Stored data:
□ □ □ □ □
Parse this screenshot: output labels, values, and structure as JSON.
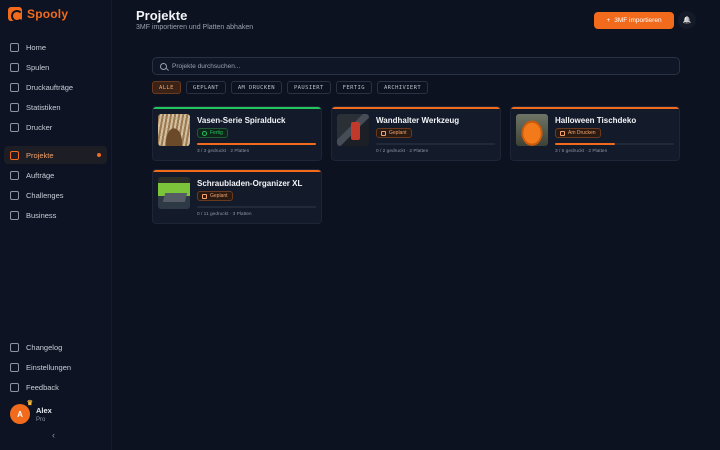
{
  "app": {
    "logo_text": "Spooly"
  },
  "sidebar": {
    "main_items": [
      {
        "label": "Home",
        "icon": "home-icon"
      },
      {
        "label": "Spulen",
        "icon": "cube-icon"
      },
      {
        "label": "Druckaufträge",
        "icon": "printer-icon"
      },
      {
        "label": "Statistiken",
        "icon": "chart-icon"
      },
      {
        "label": "Drucker",
        "icon": "layers-icon"
      },
      {
        "label": "Projekte",
        "icon": "folder-icon",
        "active": true
      },
      {
        "label": "Aufträge",
        "icon": "document-icon"
      },
      {
        "label": "Challenges",
        "icon": "trophy-icon"
      },
      {
        "label": "Business",
        "icon": "building-icon"
      }
    ],
    "bottom_items": [
      {
        "label": "Changelog",
        "icon": "document-icon"
      },
      {
        "label": "Einstellungen",
        "icon": "gear-icon"
      },
      {
        "label": "Feedback",
        "icon": "chat-icon"
      }
    ],
    "user": {
      "initial": "A",
      "name": "Alex",
      "plan": "Pro"
    },
    "collapse_glyph": "‹"
  },
  "header": {
    "title": "Projekte",
    "subtitle": "3MF importieren und Platten abhaken",
    "import_button": "3MF importieren",
    "import_glyph": "+",
    "bell_glyph": "🔔"
  },
  "search": {
    "placeholder": "Projekte durchsuchen..."
  },
  "filters": [
    "ALLE",
    "GEPLANT",
    "AM DRUCKEN",
    "PAUSIERT",
    "FERTIG",
    "ARCHIVIERT"
  ],
  "active_filter": "ALLE",
  "colors": {
    "accent": "#f26b1d",
    "done": "#22c55e",
    "background": "#0c1220"
  },
  "projects": [
    {
      "title": "Vasen-Serie Spiralduck",
      "status": "Fertig",
      "progress": 1.0,
      "meta": "3 / 3 gedruckt · 2 Platten",
      "accent": "#22c55e",
      "thumb": "vase-thumbnail"
    },
    {
      "title": "Wandhalter Werkzeug",
      "status": "Geplant",
      "progress": 0.0,
      "meta": "0 / 2 gedruckt · 2 Platten",
      "accent": "#f26b1d",
      "thumb": "tool-holder-thumbnail"
    },
    {
      "title": "Halloween Tischdeko",
      "status": "Am Drucken",
      "progress": 0.5,
      "meta": "3 / 6 gedruckt · 2 Platten",
      "accent": "#f26b1d",
      "thumb": "pumpkin-thumbnail"
    },
    {
      "title": "Schraubladen-Organizer XL",
      "status": "Geplant",
      "progress": 0.0,
      "meta": "0 / 11 gedruckt · 3 Platten",
      "accent": "#f26b1d",
      "thumb": "organizer-thumbnail"
    }
  ]
}
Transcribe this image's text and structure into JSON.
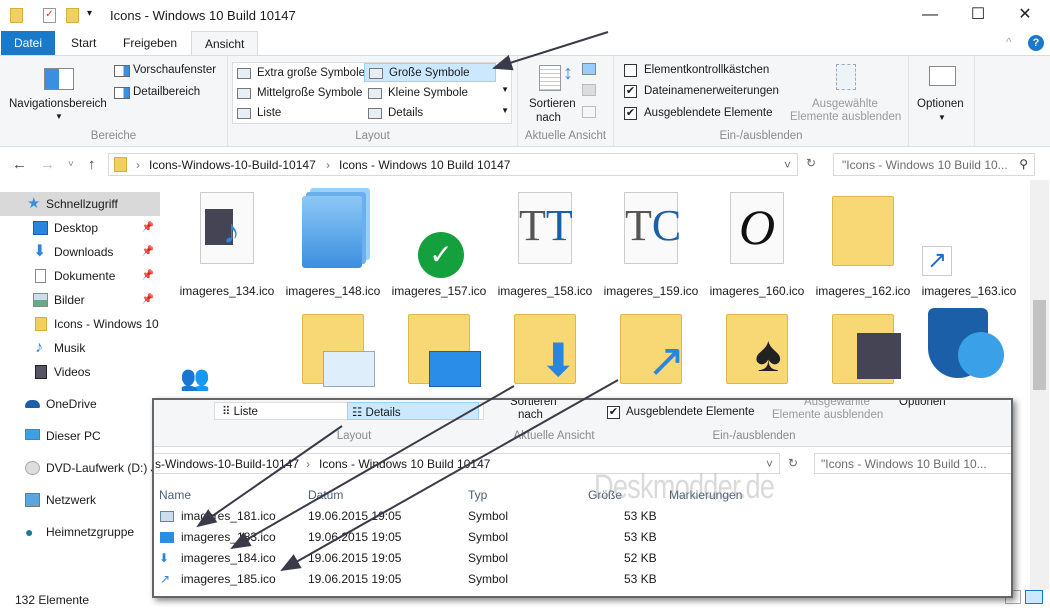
{
  "window": {
    "title": "Icons - Windows 10 Build 10147",
    "minimize": "—",
    "maximize": "☐",
    "close": "✕",
    "help": "?",
    "collapse": "^"
  },
  "tabs": [
    "Datei",
    "Start",
    "Freigeben",
    "Ansicht"
  ],
  "ribbon": {
    "bereiche": {
      "nav": "Navigationsbereich",
      "preview": "Vorschaufenster",
      "details": "Detailbereich",
      "label": "Bereiche"
    },
    "layout": {
      "items": [
        "Extra große Symbole",
        "Große Symbole",
        "Mittelgroße Symbole",
        "Kleine Symbole",
        "Liste",
        "Details"
      ],
      "selected": "Große Symbole",
      "label": "Layout"
    },
    "view": {
      "sort": "Sortieren",
      "sort2": "nach",
      "label": "Aktuelle Ansicht"
    },
    "show": {
      "items": [
        {
          "label": "Elementkontrollkästchen",
          "checked": false
        },
        {
          "label": "Dateinamenerweiterungen",
          "checked": true
        },
        {
          "label": "Ausgeblendete Elemente",
          "checked": true
        }
      ],
      "hide1": "Ausgewählte",
      "hide2": "Elemente ausblenden",
      "label": "Ein-/ausblenden"
    },
    "options": "Optionen"
  },
  "address": {
    "crumbs": [
      "Icons-Windows-10-Build-10147",
      "Icons - Windows 10 Build 10147"
    ],
    "search_placeholder": "\"Icons - Windows 10 Build 10...",
    "back": "←",
    "forward": "→",
    "recent": "˅",
    "up": "↑",
    "refresh": "↻",
    "dropdown": "˅",
    "search_icon": "⚲"
  },
  "nav": {
    "items": [
      {
        "label": "Schnellzugriff",
        "sel": true
      },
      {
        "label": "Desktop",
        "pin": true
      },
      {
        "label": "Downloads",
        "pin": true
      },
      {
        "label": "Dokumente",
        "pin": true
      },
      {
        "label": "Bilder",
        "pin": true
      },
      {
        "label": "Icons - Windows 10"
      },
      {
        "label": "Musik"
      },
      {
        "label": "Videos"
      },
      {
        "label": "OneDrive"
      },
      {
        "label": "Dieser PC"
      },
      {
        "label": "DVD-Laufwerk (D:) J"
      },
      {
        "label": "Netzwerk"
      },
      {
        "label": "Heimnetzgruppe"
      }
    ]
  },
  "files": [
    "imageres_134.ico",
    "imageres_148.ico",
    "imageres_157.ico",
    "imageres_158.ico",
    "imageres_159.ico",
    "imageres_160.ico",
    "imageres_162.ico",
    "imageres_163.ico"
  ],
  "status": "132 Elemente",
  "inset": {
    "layout": {
      "list": "Liste",
      "details": "Details",
      "label": "Layout"
    },
    "view": {
      "sort": "Sortieren",
      "sort2": "nach",
      "label": "Aktuelle Ansicht"
    },
    "show": {
      "hidden": "Ausgeblendete Elemente",
      "hide1": "Ausgewählte",
      "hide2": "Elemente ausblenden",
      "label": "Ein-/ausblenden"
    },
    "options": "Optionen",
    "crumbs": [
      "s-Windows-10-Build-10147",
      "Icons - Windows 10 Build 10147"
    ],
    "search": "\"Icons - Windows 10 Build 10...",
    "columns": [
      "Name",
      "Datum",
      "Typ",
      "Größe",
      "Markierungen"
    ],
    "rows": [
      {
        "name": "imageres_181.ico",
        "date": "19.06.2015 19:05",
        "type": "Symbol",
        "size": "53 KB"
      },
      {
        "name": "imageres_183.ico",
        "date": "19.06.2015 19:05",
        "type": "Symbol",
        "size": "53 KB"
      },
      {
        "name": "imageres_184.ico",
        "date": "19.06.2015 19:05",
        "type": "Symbol",
        "size": "52 KB"
      },
      {
        "name": "imageres_185.ico",
        "date": "19.06.2015 19:05",
        "type": "Symbol",
        "size": "53 KB"
      }
    ],
    "watermark": "Deskmodder.de"
  }
}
□ □ □ □ □
DESCRIPTION OF THE TASK: Without including the pictures, return each record above exactly as it stands.

THE OUTPUT:
Parse this screenshot: output labels, values, and structure as JSON.
{
  "app": {
    "logo_text": "Spooly"
  },
  "sidebar": {
    "main_items": [
      {
        "label": "Home",
        "icon": "home-icon"
      },
      {
        "label": "Spulen",
        "icon": "cube-icon"
      },
      {
        "label": "Druckaufträge",
        "icon": "printer-icon"
      },
      {
        "label": "Statistiken",
        "icon": "chart-icon"
      },
      {
        "label": "Drucker",
        "icon": "layers-icon"
      },
      {
        "label": "Projekte",
        "icon": "folder-icon",
        "active": true
      },
      {
        "label": "Aufträge",
        "icon": "document-icon"
      },
      {
        "label": "Challenges",
        "icon": "trophy-icon"
      },
      {
        "label": "Business",
        "icon": "building-icon"
      }
    ],
    "bottom_items": [
      {
        "label": "Changelog",
        "icon": "document-icon"
      },
      {
        "label": "Einstellungen",
        "icon": "gear-icon"
      },
      {
        "label": "Feedback",
        "icon": "chat-icon"
      }
    ],
    "user": {
      "initial": "A",
      "name": "Alex",
      "plan": "Pro"
    },
    "collapse_glyph": "‹"
  },
  "header": {
    "title": "Projekte",
    "subtitle": "3MF importieren und Platten abhaken",
    "import_button": "3MF importieren",
    "import_glyph": "+",
    "bell_glyph": "🔔"
  },
  "search": {
    "placeholder": "Projekte durchsuchen..."
  },
  "filters": [
    "ALLE",
    "GEPLANT",
    "AM DRUCKEN",
    "PAUSIERT",
    "FERTIG",
    "ARCHIVIERT"
  ],
  "active_filter": "ALLE",
  "colors": {
    "accent": "#f26b1d",
    "done": "#22c55e",
    "background": "#0c1220"
  },
  "projects": [
    {
      "title": "Vasen-Serie Spiralduck",
      "status": "Fertig",
      "progress": 1.0,
      "meta": "3 / 3 gedruckt · 2 Platten",
      "accent": "#22c55e",
      "thumb": "vase-thumbnail"
    },
    {
      "title": "Wandhalter Werkzeug",
      "status": "Geplant",
      "progress": 0.0,
      "meta": "0 / 2 gedruckt · 2 Platten",
      "accent": "#f26b1d",
      "thumb": "tool-holder-thumbnail"
    },
    {
      "title": "Halloween Tischdeko",
      "status": "Am Drucken",
      "progress": 0.5,
      "meta": "3 / 6 gedruckt · 2 Platten",
      "accent": "#f26b1d",
      "thumb": "pumpkin-thumbnail"
    },
    {
      "title": "Schraubladen-Organizer XL",
      "status": "Geplant",
      "progress": 0.0,
      "meta": "0 / 11 gedruckt · 3 Platten",
      "accent": "#f26b1d",
      "thumb": "organizer-thumbnail"
    }
  ]
}
Transcribe this image's text and structure into JSON.
{
  "window": {
    "title": "Icons - Windows 10 Build 10147",
    "minimize": "—",
    "maximize": "☐",
    "close": "✕",
    "help": "?",
    "collapse": "^"
  },
  "tabs": [
    "Datei",
    "Start",
    "Freigeben",
    "Ansicht"
  ],
  "ribbon": {
    "bereiche": {
      "nav": "Navigationsbereich",
      "preview": "Vorschaufenster",
      "details": "Detailbereich",
      "label": "Bereiche"
    },
    "layout": {
      "items": [
        "Extra große Symbole",
        "Große Symbole",
        "Mittelgroße Symbole",
        "Kleine Symbole",
        "Liste",
        "Details"
      ],
      "selected": "Große Symbole",
      "label": "Layout"
    },
    "view": {
      "sort": "Sortieren",
      "sort2": "nach",
      "label": "Aktuelle Ansicht"
    },
    "show": {
      "items": [
        {
          "label": "Elementkontrollkästchen",
          "checked": false
        },
        {
          "label": "Dateinamenerweiterungen",
          "checked": true
        },
        {
          "label": "Ausgeblendete Elemente",
          "checked": true
        }
      ],
      "hide1": "Ausgewählte",
      "hide2": "Elemente ausblenden",
      "label": "Ein-/ausblenden"
    },
    "options": "Optionen"
  },
  "address": {
    "crumbs": [
      "Icons-Windows-10-Build-10147",
      "Icons - Windows 10 Build 10147"
    ],
    "search_placeholder": "\"Icons - Windows 10 Build 10...",
    "back": "←",
    "forward": "→",
    "recent": "˅",
    "up": "↑",
    "refresh": "↻",
    "dropdown": "˅",
    "search_icon": "⚲"
  },
  "nav": {
    "items": [
      {
        "label": "Schnellzugriff",
        "sel": true
      },
      {
        "label": "Desktop",
        "pin": true
      },
      {
        "label": "Downloads",
        "pin": true
      },
      {
        "label": "Dokumente",
        "pin": true
      },
      {
        "label": "Bilder",
        "pin": true
      },
      {
        "label": "Icons - Windows 10"
      },
      {
        "label": "Musik"
      },
      {
        "label": "Videos"
      },
      {
        "label": "OneDrive"
      },
      {
        "label": "Dieser PC"
      },
      {
        "label": "DVD-Laufwerk (D:) J"
      },
      {
        "label": "Netzwerk"
      },
      {
        "label": "Heimnetzgruppe"
      }
    ]
  },
  "files": [
    "imageres_134.ico",
    "imageres_148.ico",
    "imageres_157.ico",
    "imageres_158.ico",
    "imageres_159.ico",
    "imageres_160.ico",
    "imageres_162.ico",
    "imageres_163.ico"
  ],
  "status": "132 Elemente",
  "inset": {
    "layout": {
      "list": "Liste",
      "details": "Details",
      "label": "Layout"
    },
    "view": {
      "sort": "Sortieren",
      "sort2": "nach",
      "label": "Aktuelle Ansicht"
    },
    "show": {
      "hidden": "Ausgeblendete Elemente",
      "hide1": "Ausgewählte",
      "hide2": "Elemente ausblenden",
      "label": "Ein-/ausblenden"
    },
    "options": "Optionen",
    "crumbs": [
      "s-Windows-10-Build-10147",
      "Icons - Windows 10 Build 10147"
    ],
    "search": "\"Icons - Windows 10 Build 10...",
    "columns": [
      "Name",
      "Datum",
      "Typ",
      "Größe",
      "Markierungen"
    ],
    "rows": [
      {
        "name": "imageres_181.ico",
        "date": "19.06.2015 19:05",
        "type": "Symbol",
        "size": "53 KB"
      },
      {
        "name": "imageres_183.ico",
        "date": "19.06.2015 19:05",
        "type": "Symbol",
        "size": "53 KB"
      },
      {
        "name": "imageres_184.ico",
        "date": "19.06.2015 19:05",
        "type": "Symbol",
        "size": "52 KB"
      },
      {
        "name": "imageres_185.ico",
        "date": "19.06.2015 19:05",
        "type": "Symbol",
        "size": "53 KB"
      }
    ],
    "watermark": "Deskmodder.de"
  }
}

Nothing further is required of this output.